WHAT THE TASK REQUIRES:
Write out each line in which the string "Редактировать" is present.
☆ ☆ ☆ ☆
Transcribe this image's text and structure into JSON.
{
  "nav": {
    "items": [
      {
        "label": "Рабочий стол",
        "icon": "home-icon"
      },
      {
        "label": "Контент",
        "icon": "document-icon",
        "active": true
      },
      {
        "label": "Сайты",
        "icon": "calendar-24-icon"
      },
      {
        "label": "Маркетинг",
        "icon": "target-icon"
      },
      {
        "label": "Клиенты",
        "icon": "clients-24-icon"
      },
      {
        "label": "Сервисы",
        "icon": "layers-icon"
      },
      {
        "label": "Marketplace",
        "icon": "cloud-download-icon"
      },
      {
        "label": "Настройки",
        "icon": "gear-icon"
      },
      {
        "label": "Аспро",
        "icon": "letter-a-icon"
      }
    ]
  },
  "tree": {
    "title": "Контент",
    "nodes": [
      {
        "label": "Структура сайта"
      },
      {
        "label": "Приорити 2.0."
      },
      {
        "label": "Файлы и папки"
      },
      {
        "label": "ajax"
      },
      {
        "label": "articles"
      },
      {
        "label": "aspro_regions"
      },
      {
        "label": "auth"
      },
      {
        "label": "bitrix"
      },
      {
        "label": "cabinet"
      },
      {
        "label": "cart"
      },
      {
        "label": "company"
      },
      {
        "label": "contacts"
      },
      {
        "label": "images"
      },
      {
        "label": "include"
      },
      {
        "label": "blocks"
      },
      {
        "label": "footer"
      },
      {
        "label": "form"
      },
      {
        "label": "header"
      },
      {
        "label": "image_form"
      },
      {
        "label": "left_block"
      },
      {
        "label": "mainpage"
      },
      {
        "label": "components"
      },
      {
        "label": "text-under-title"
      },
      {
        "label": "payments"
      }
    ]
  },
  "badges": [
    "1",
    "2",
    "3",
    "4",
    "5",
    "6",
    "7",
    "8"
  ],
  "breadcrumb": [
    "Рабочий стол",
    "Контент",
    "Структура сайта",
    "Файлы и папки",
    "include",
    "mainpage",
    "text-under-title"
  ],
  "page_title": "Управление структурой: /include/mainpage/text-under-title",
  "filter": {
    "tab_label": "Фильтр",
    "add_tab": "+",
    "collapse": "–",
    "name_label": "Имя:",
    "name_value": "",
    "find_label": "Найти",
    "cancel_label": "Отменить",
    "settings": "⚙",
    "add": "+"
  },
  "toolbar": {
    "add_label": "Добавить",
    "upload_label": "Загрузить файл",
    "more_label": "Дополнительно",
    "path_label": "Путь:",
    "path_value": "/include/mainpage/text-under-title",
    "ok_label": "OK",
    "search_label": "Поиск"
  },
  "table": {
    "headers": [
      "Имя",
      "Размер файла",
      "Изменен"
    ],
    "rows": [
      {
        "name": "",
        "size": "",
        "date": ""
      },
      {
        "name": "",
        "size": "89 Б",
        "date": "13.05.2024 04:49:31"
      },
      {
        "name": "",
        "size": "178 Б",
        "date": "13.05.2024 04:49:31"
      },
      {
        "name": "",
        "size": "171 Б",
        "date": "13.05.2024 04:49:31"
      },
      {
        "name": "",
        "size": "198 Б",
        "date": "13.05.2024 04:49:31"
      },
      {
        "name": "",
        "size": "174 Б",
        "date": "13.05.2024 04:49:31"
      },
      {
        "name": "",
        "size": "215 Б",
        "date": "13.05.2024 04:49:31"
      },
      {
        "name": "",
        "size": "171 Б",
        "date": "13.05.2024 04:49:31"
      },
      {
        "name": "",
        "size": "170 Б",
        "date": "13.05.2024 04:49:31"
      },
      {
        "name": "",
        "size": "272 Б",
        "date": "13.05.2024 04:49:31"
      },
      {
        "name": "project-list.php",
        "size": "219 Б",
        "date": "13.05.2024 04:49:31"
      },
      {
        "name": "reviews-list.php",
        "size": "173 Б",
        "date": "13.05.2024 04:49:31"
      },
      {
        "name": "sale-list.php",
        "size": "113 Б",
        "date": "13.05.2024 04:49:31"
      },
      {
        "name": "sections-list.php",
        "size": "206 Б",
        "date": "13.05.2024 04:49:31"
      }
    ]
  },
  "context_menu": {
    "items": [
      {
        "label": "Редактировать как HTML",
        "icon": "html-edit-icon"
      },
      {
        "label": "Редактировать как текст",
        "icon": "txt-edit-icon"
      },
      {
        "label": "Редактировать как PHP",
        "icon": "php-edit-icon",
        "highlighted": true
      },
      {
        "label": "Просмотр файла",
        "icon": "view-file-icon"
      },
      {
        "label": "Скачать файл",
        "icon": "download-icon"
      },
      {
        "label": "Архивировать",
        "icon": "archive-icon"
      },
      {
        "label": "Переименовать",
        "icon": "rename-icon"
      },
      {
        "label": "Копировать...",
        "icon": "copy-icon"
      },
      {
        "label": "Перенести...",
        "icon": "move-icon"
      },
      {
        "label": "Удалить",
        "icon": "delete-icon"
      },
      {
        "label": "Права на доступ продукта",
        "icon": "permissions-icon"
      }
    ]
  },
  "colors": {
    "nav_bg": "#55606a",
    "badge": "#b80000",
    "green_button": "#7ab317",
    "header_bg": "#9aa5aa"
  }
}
☆ ☆ ☆ ☆
RESULT OF THE TASK:
        "label": "Редактировать как HTML",
        "label": "Редактировать как текст",
        "label": "Редактировать как PHP",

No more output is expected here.